REQUIREMENT
Make an exact copy of the records, with the pictures left out.
┏━━
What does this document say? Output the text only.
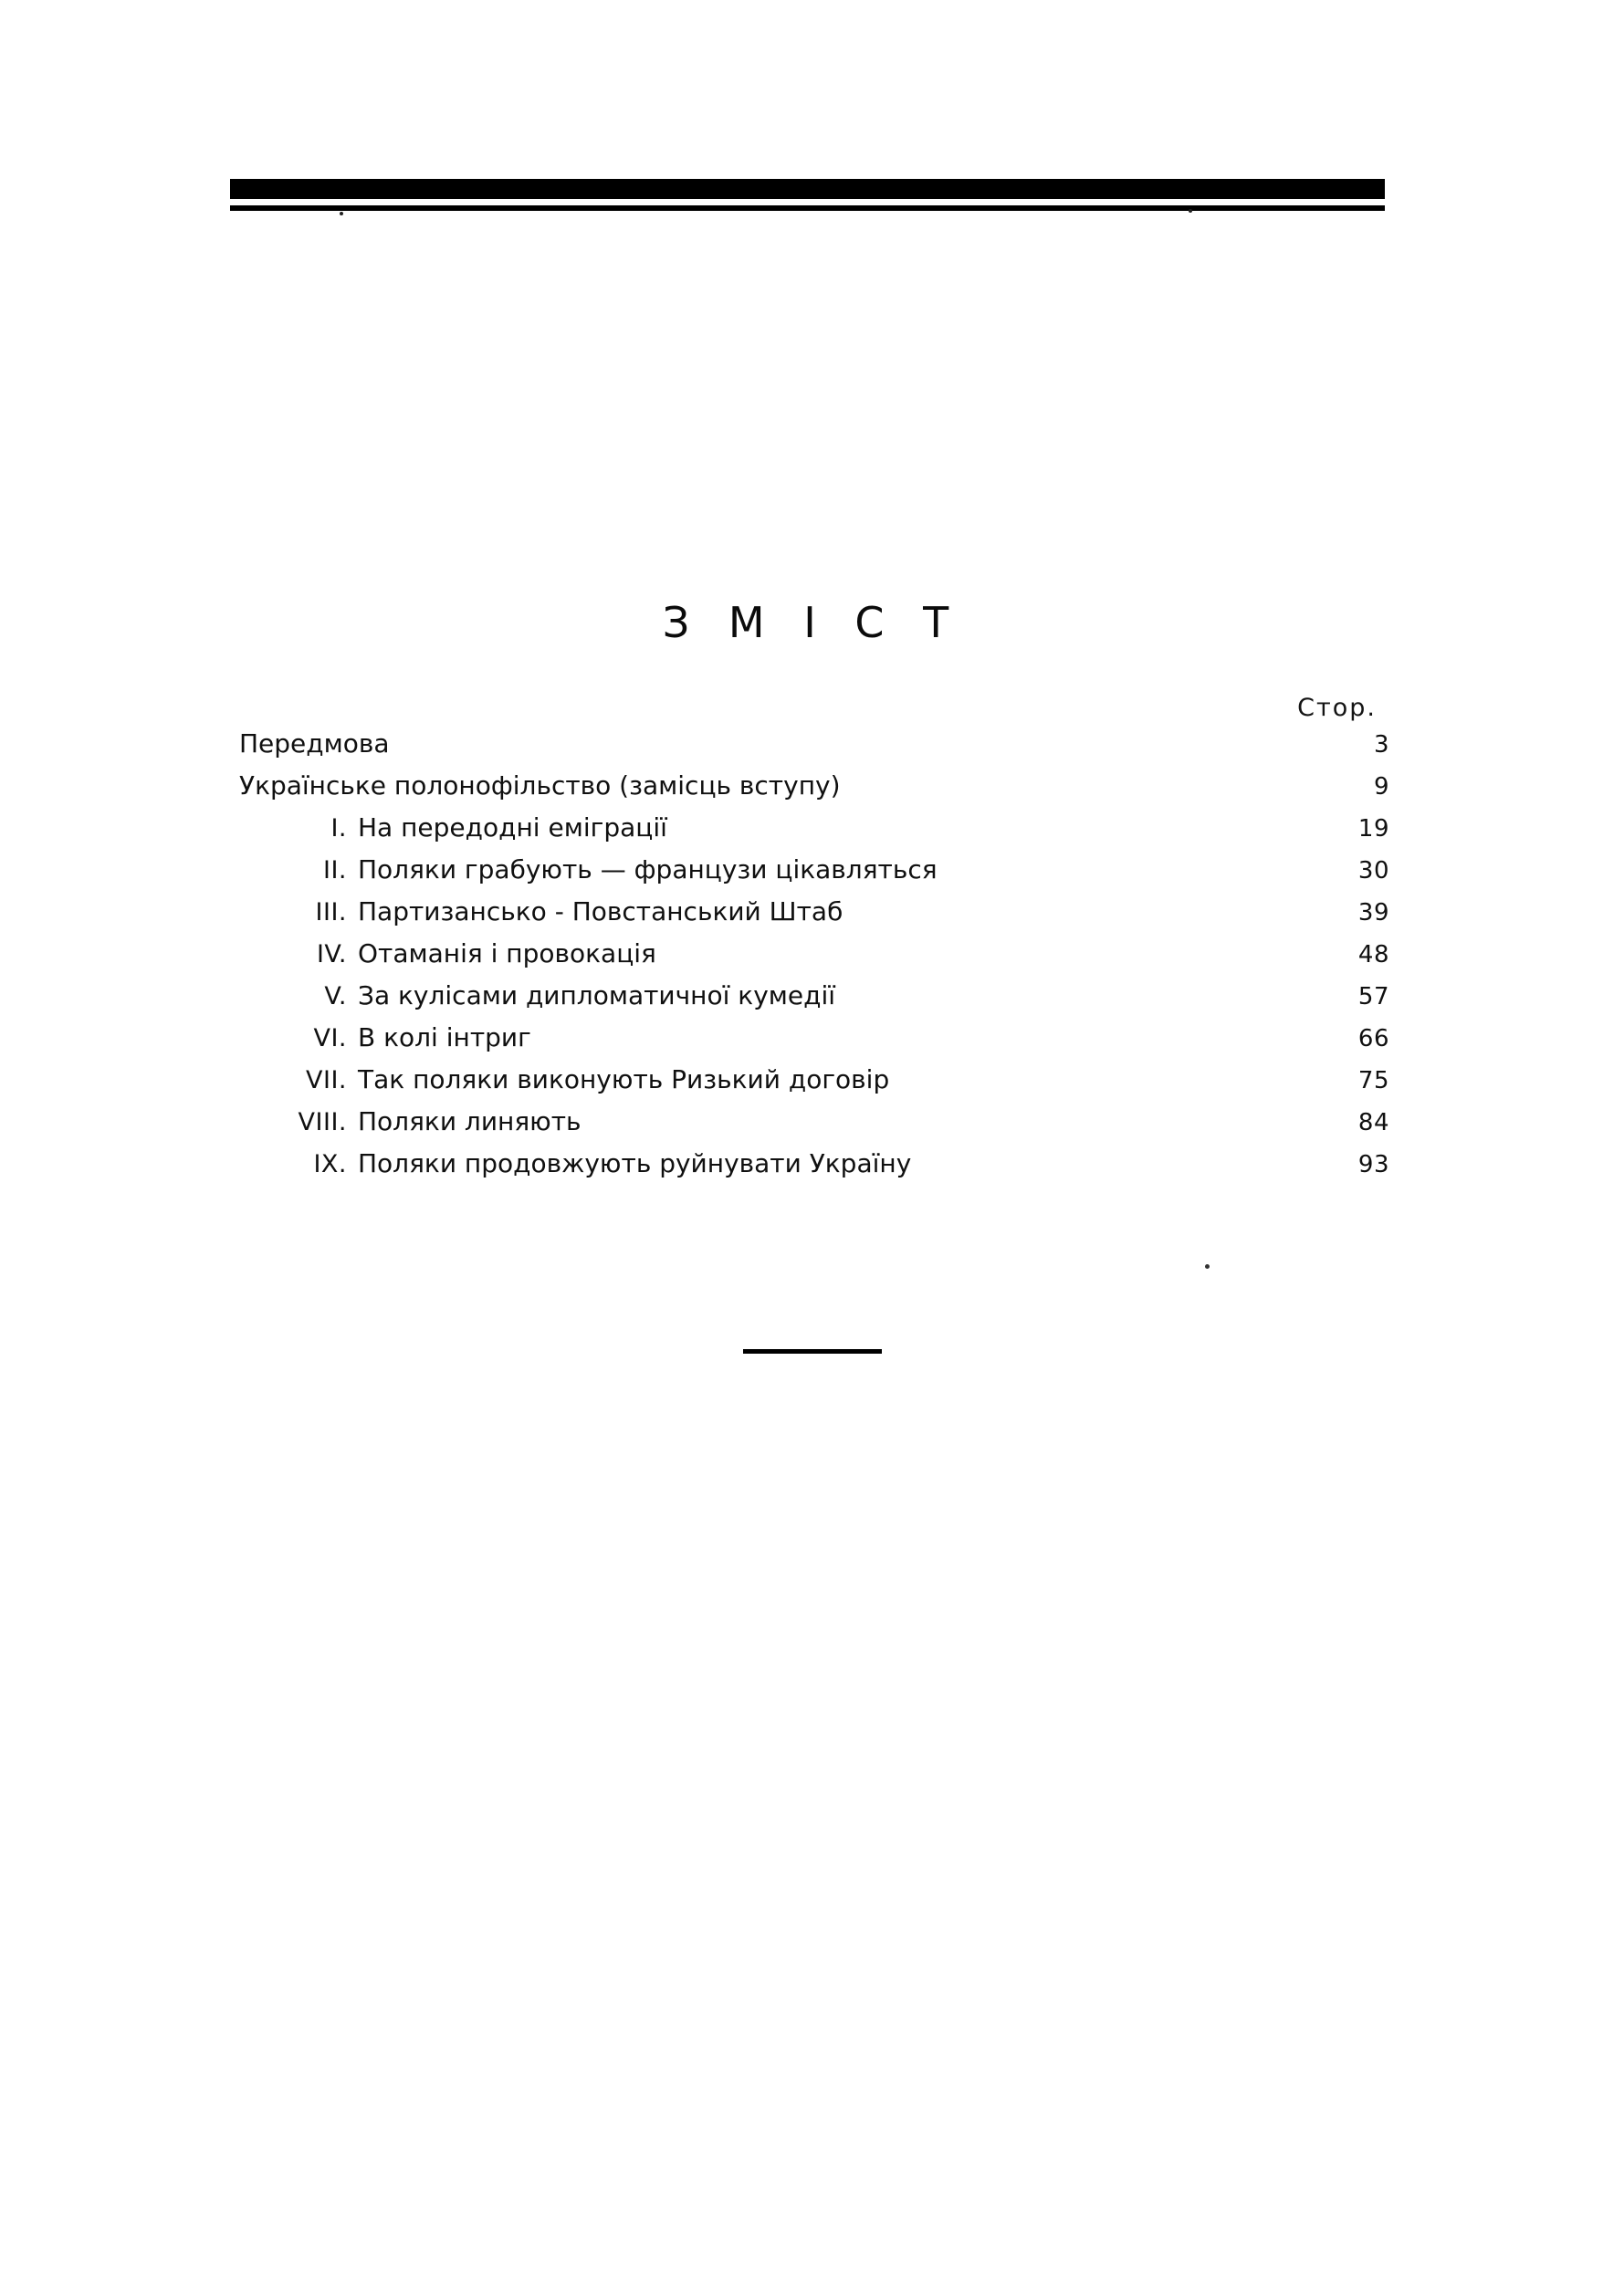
З М І С Т
Стор.
Передмова	3
Українське полонофільство (замісць вступу)	9
I. На передодні еміграції	19
II. Поляки грабують — французи цікавляться	30
III. Партизансько - Повстанський Штаб	39
IV. Отаманія і провокація	48
V. За кулісами дипломатичної кумедії	57
VI. В колі інтриг	66
VII. Так поляки виконують Ризький договір	75
VIII. Поляки линяють	84
IX. Поляки продовжують руйнувати Україну	93
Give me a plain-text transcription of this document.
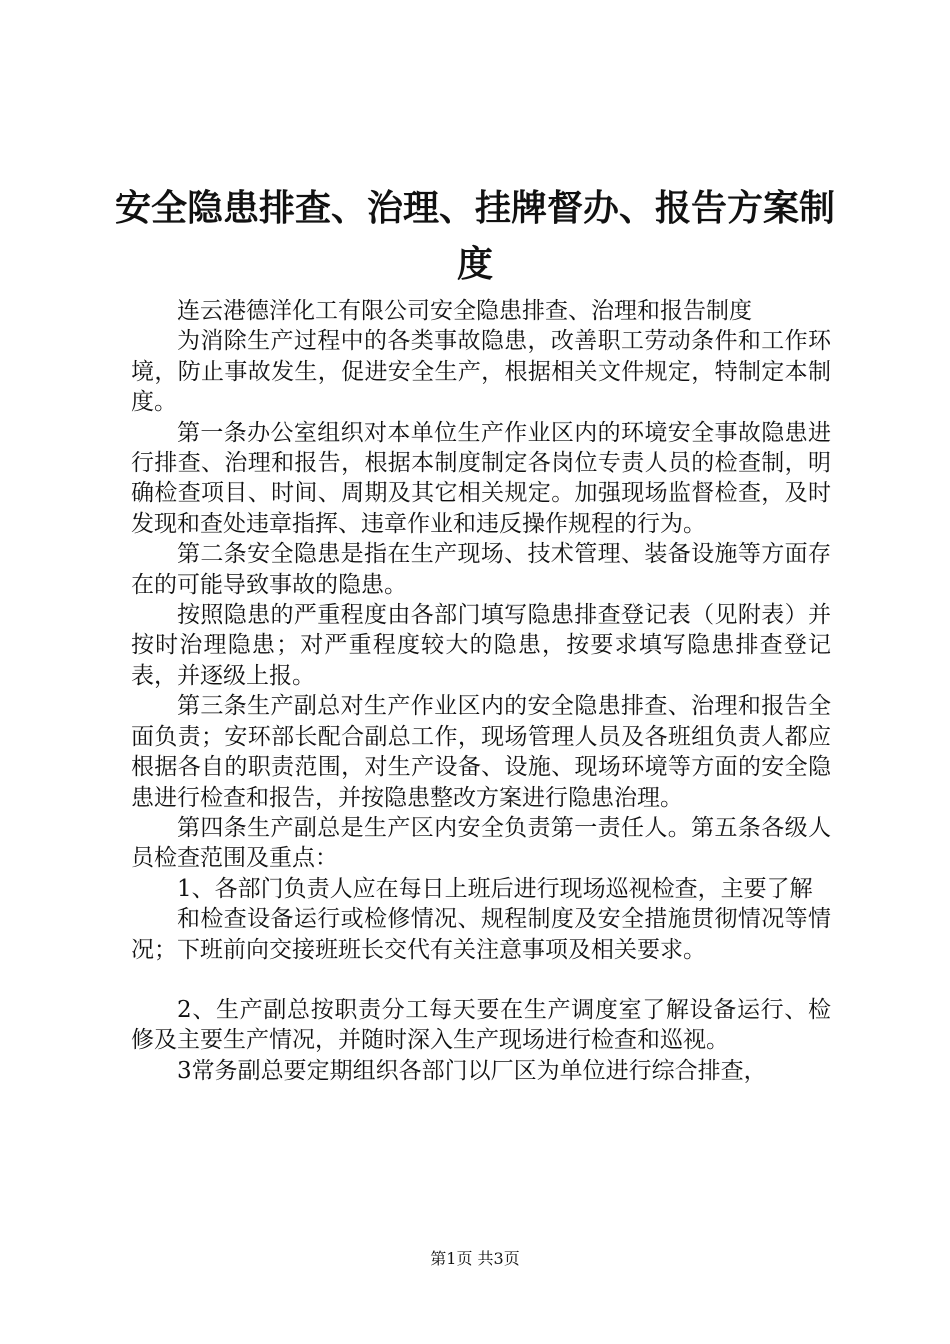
安全隐患排查、治理、挂牌督办、报告方案制度

连云港德洋化工有限公司安全隐患排查、治理和报告制度

为消除生产过程中的各类事故隐患，改善职工劳动条件和工作环境，防止事故发生，促进安全生产，根据相关文件规定，特制定本制度。

第一条办公室组织对本单位生产作业区内的环境安全事故隐患进行排查、治理和报告，根据本制度制定各岗位专责人员的检查制，明确检查项目、时间、周期及其它相关规定。加强现场监督检查，及时发现和查处违章指挥、违章作业和违反操作规程的行为。

第二条安全隐患是指在生产现场、技术管理、装备设施等方面存在的可能导致事故的隐患。

按照隐患的严重程度由各部门填写隐患排查登记表（见附表）并按时治理隐患；对严重程度较大的隐患，按要求填写隐患排查登记表，并逐级上报。

第三条生产副总对生产作业区内的安全隐患排查、治理和报告全面负责；安环部长配合副总工作，现场管理人员及各班组负责人都应根据各自的职责范围，对生产设备、设施、现场环境等方面的安全隐患进行检查和报告，并按隐患整改方案进行隐患治理。

第四条生产副总是生产区内安全负责第一责任人。第五条各级人员检查范围及重点：

1、各部门负责人应在每日上班后进行现场巡视检查，主要了解

和检查设备运行或检修情况、规程制度及安全措施贯彻情况等情况；下班前向交接班班长交代有关注意事项及相关要求。

2、生产副总按职责分工每天要在生产调度室了解设备运行、检修及主要生产情况，并随时深入生产现场进行检查和巡视。

3常务副总要定期组织各部门以厂区为单位进行综合排查，

第1页 共3页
┗━━
RIGHT ANSWER
What does this document say? Output the text only.
З М І С Т
Стор.
Передмова	3
Українське полонофільство (замісць вступу)	9
I. На передодні еміграції	19
II. Поляки грабують — французи цікавляться	30
III. Партизансько - Повстанський Штаб	39
IV. Отаманія і провокація	48
V. За кулісами дипломатичної кумедії	57
VI. В колі інтриг	66
VII. Так поляки виконують Ризький договір	75
VIII. Поляки линяють	84
IX. Поляки продовжують руйнувати Україну	93
Give me a plain-text transcription of this document.
安全隐患排查、治理、挂牌督办、报告方案制度

连云港德洋化工有限公司安全隐患排查、治理和报告制度

为消除生产过程中的各类事故隐患，改善职工劳动条件和工作环境，防止事故发生，促进安全生产，根据相关文件规定，特制定本制度。

第一条办公室组织对本单位生产作业区内的环境安全事故隐患进行排查、治理和报告，根据本制度制定各岗位专责人员的检查制，明确检查项目、时间、周期及其它相关规定。加强现场监督检查，及时发现和查处违章指挥、违章作业和违反操作规程的行为。

第二条安全隐患是指在生产现场、技术管理、装备设施等方面存在的可能导致事故的隐患。

按照隐患的严重程度由各部门填写隐患排查登记表（见附表）并按时治理隐患；对严重程度较大的隐患，按要求填写隐患排查登记表，并逐级上报。

第三条生产副总对生产作业区内的安全隐患排查、治理和报告全面负责；安环部长配合副总工作，现场管理人员及各班组负责人都应根据各自的职责范围，对生产设备、设施、现场环境等方面的安全隐患进行检查和报告，并按隐患整改方案进行隐患治理。

第四条生产副总是生产区内安全负责第一责任人。第五条各级人员检查范围及重点：

1、各部门负责人应在每日上班后进行现场巡视检查，主要了解

和检查设备运行或检修情况、规程制度及安全措施贯彻情况等情况；下班前向交接班班长交代有关注意事项及相关要求。

2、生产副总按职责分工每天要在生产调度室了解设备运行、检修及主要生产情况，并随时深入生产现场进行检查和巡视。

3常务副总要定期组织各部门以厂区为单位进行综合排查，

第1页 共3页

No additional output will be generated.